Written instruction: Render the lines of every entry below as a numbered list, omitting any blank lines.

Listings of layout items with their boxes
——
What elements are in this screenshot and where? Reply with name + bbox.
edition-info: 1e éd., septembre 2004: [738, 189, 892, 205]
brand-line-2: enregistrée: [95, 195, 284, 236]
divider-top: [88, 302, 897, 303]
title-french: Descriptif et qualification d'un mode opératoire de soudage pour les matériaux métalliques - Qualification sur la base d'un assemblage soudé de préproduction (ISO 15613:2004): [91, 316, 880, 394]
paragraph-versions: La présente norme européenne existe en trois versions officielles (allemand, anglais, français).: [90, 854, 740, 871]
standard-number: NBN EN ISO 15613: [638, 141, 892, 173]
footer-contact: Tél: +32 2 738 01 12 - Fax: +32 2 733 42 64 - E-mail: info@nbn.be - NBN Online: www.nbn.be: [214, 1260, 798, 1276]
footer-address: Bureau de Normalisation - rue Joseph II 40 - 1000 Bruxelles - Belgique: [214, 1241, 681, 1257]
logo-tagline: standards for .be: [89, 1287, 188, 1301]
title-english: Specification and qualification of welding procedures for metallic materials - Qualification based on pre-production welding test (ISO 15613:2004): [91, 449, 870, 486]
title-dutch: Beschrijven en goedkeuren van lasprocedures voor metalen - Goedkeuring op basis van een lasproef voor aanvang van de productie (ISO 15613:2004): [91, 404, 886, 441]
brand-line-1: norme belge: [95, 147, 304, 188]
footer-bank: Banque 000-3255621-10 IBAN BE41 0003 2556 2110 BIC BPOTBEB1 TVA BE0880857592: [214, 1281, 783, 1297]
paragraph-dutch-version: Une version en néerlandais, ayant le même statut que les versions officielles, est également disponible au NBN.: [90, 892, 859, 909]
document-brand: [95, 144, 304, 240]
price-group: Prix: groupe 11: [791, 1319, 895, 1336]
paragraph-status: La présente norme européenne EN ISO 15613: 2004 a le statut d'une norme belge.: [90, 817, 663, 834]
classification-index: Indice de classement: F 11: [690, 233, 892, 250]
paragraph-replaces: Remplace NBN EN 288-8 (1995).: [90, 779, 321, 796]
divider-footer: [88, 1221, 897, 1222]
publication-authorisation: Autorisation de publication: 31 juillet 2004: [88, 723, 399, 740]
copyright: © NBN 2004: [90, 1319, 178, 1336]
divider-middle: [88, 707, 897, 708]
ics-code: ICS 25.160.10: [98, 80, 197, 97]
——
Right answer:
1. What elements are in this screenshot and where? Reply with name + bbox.
2. edition-info: 1e éd., septembre 2004: [738, 189, 892, 205]
3. brand-line-2: enregistrée: [95, 195, 284, 236]
4. divider-top: [88, 302, 897, 303]
5. title-french: Descriptif et qualification d'un mode opératoire de soudage pour les matériaux métalliques - Qualification sur la base d'un assemblage soudé de préproduction (ISO 15613:2004): [91, 316, 880, 394]
6. paragraph-versions: La présente norme européenne existe en trois versions officielles (allemand, anglais, français).: [90, 854, 740, 871]
7. standard-number: NBN EN ISO 15613: [638, 141, 892, 173]
8. footer-contact: Tél: +32 2 738 01 12 - Fax: +32 2 733 42 64 - E-mail: info@nbn.be - NBN Online: www.nbn.be: [214, 1260, 798, 1276]
9. footer-address: Bureau de Normalisation - rue Joseph II 40 - 1000 Bruxelles - Belgique: [214, 1241, 681, 1257]
10. logo-tagline: standards for .be: [89, 1287, 188, 1301]
11. title-english: Specification and qualification of welding procedures for metallic materials - Qualification based on pre-production welding test (ISO 15613:2004): [91, 449, 870, 486]
12. title-dutch: Beschrijven en goedkeuren van lasprocedures voor metalen - Goedkeuring op basis van een lasproef voor aanvang van de productie (ISO 15613:2004): [91, 404, 886, 441]
13. brand-line-1: norme belge: [95, 147, 304, 188]
14. footer-bank: Banque 000-3255621-10 IBAN BE41 0003 2556 2110 BIC BPOTBEB1 TVA BE0880857592: [214, 1281, 783, 1297]
15. paragraph-dutch-version: Une version en néerlandais, ayant le même statut que les versions officielles, est également disponible au NBN.: [90, 892, 859, 909]
16. document-brand: [95, 144, 304, 240]
17. price-group: Prix: groupe 11: [791, 1319, 895, 1336]
18. paragraph-status: La présente norme européenne EN ISO 15613: 2004 a le statut d'une norme belge.: [90, 817, 663, 834]
19. classification-index: Indice de classement: F 11: [690, 233, 892, 250]
20. paragraph-replaces: Remplace NBN EN 288-8 (1995).: [90, 779, 321, 796]
21. divider-footer: [88, 1221, 897, 1222]
22. publication-authorisation: Autorisation de publication: 31 juillet 2004: [88, 723, 399, 740]
23. copyright: © NBN 2004: [90, 1319, 178, 1336]
24. divider-middle: [88, 707, 897, 708]
25. ics-code: ICS 25.160.10: [98, 80, 197, 97]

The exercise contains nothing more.